▸ Excerpted data:

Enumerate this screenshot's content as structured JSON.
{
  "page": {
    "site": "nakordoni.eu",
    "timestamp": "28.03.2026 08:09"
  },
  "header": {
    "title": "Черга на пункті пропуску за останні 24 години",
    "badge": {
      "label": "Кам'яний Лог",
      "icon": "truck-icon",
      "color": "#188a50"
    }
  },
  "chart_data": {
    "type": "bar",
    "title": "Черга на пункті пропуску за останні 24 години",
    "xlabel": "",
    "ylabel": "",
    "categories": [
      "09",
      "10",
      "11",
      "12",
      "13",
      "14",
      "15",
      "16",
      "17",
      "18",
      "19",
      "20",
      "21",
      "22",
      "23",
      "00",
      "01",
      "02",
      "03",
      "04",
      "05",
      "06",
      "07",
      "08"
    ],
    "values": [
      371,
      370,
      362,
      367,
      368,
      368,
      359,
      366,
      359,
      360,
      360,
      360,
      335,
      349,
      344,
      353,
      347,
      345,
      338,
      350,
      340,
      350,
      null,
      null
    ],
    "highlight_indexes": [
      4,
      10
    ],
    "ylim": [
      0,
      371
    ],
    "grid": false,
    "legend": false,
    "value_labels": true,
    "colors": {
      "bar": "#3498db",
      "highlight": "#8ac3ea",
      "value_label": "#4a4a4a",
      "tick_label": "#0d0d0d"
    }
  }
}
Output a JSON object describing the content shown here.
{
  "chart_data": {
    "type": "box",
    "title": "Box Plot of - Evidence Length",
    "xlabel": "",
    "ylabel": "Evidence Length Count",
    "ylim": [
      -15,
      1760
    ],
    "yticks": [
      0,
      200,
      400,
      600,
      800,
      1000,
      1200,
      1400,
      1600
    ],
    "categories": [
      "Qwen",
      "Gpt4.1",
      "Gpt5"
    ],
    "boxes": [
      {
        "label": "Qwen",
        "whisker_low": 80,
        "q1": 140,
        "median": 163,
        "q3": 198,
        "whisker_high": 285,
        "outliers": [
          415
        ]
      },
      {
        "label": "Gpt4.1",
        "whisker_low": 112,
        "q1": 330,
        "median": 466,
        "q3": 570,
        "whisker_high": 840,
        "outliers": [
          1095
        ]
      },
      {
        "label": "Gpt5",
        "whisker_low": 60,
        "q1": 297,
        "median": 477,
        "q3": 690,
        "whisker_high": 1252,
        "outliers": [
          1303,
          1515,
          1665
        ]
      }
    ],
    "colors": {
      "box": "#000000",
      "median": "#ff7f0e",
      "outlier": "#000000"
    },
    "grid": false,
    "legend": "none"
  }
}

▸ Task objective:
Pick out each line in the material containing "Length".

▸ Exercise response:
    "title": "Box Plot of - Evidence Length",
    "ylabel": "Evidence Length Count",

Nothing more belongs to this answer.